Items from a dataset:

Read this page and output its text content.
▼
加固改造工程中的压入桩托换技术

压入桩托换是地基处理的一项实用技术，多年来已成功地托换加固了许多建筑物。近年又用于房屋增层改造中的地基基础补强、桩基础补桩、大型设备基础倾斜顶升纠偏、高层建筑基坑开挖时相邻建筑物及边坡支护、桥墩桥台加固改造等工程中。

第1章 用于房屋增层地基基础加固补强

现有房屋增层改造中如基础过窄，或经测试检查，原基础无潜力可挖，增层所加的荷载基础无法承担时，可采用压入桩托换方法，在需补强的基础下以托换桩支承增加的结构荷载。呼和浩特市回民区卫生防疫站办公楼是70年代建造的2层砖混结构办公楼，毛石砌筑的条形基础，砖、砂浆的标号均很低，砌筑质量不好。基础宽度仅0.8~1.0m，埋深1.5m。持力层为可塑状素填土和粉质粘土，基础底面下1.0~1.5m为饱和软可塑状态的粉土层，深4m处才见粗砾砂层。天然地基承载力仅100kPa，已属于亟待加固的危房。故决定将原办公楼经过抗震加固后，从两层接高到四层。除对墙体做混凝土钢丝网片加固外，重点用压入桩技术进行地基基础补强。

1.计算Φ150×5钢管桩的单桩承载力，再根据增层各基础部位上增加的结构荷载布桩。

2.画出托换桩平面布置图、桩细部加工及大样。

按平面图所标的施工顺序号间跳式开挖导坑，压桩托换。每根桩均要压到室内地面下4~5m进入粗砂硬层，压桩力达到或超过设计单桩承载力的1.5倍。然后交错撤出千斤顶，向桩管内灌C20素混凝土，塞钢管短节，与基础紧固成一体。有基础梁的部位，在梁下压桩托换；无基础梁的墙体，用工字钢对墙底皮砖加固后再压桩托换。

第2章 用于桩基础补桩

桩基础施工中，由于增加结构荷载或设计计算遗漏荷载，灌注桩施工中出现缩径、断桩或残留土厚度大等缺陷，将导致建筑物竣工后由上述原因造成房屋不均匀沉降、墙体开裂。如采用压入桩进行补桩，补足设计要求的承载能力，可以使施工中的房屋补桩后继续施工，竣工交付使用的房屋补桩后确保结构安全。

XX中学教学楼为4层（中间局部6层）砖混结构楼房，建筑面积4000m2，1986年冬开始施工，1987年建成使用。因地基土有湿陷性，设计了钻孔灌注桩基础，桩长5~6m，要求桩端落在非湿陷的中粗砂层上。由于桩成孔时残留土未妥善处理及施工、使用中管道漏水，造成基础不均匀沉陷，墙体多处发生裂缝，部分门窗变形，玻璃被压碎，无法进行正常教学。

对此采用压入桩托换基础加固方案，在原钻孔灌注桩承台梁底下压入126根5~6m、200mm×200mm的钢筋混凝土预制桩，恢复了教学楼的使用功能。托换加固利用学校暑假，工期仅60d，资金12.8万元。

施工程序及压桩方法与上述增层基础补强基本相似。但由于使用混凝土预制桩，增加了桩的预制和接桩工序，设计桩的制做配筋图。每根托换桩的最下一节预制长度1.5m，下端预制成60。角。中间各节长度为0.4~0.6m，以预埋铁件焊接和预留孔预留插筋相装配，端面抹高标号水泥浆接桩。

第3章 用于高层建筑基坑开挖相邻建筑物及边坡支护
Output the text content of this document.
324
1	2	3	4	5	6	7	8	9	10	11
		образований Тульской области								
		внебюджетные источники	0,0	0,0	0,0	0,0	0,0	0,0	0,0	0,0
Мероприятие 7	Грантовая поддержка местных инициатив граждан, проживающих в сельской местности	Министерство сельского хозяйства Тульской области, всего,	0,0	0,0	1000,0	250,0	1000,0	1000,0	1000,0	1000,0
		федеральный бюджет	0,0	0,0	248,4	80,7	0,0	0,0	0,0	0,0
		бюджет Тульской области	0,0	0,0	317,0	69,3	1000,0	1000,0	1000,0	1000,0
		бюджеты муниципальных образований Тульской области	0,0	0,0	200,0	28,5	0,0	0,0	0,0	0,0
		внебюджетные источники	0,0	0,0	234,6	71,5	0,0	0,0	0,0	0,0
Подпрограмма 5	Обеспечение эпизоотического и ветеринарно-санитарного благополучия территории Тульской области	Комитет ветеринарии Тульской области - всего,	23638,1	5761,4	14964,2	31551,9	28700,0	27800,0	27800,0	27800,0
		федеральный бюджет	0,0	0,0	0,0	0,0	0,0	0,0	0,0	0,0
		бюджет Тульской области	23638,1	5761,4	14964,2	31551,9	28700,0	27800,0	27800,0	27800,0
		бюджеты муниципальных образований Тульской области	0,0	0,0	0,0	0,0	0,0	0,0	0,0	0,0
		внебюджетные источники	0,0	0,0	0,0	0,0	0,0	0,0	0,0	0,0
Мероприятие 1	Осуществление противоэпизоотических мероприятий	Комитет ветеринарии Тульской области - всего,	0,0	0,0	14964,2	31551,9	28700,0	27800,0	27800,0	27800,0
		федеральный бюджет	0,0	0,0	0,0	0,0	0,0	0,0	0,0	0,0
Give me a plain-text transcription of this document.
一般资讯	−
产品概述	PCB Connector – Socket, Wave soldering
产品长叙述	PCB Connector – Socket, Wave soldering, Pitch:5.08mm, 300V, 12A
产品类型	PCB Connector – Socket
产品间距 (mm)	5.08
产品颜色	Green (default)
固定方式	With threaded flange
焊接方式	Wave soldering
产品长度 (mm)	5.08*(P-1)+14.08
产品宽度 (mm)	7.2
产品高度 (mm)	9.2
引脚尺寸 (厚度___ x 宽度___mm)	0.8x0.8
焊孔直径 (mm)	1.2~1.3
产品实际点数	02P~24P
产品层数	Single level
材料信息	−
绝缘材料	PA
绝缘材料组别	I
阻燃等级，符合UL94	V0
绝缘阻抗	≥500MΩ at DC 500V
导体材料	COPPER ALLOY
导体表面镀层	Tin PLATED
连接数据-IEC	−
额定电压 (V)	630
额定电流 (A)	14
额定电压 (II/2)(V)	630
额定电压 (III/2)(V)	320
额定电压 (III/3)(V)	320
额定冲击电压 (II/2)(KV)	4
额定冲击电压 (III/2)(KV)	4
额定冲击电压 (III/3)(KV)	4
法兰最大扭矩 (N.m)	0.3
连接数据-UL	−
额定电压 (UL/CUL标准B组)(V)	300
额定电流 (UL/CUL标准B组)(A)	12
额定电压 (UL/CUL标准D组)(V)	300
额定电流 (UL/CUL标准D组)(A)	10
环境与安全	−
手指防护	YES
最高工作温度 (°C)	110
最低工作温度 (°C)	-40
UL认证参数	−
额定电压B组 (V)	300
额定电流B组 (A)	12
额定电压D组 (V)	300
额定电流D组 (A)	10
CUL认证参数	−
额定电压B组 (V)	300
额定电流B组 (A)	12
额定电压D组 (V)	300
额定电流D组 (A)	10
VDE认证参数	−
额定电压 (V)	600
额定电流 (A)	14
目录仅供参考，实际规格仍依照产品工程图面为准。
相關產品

Your objective: Your answer should be a single number: the count of lines holding the word "муниципальных".

Result for this exercise: 2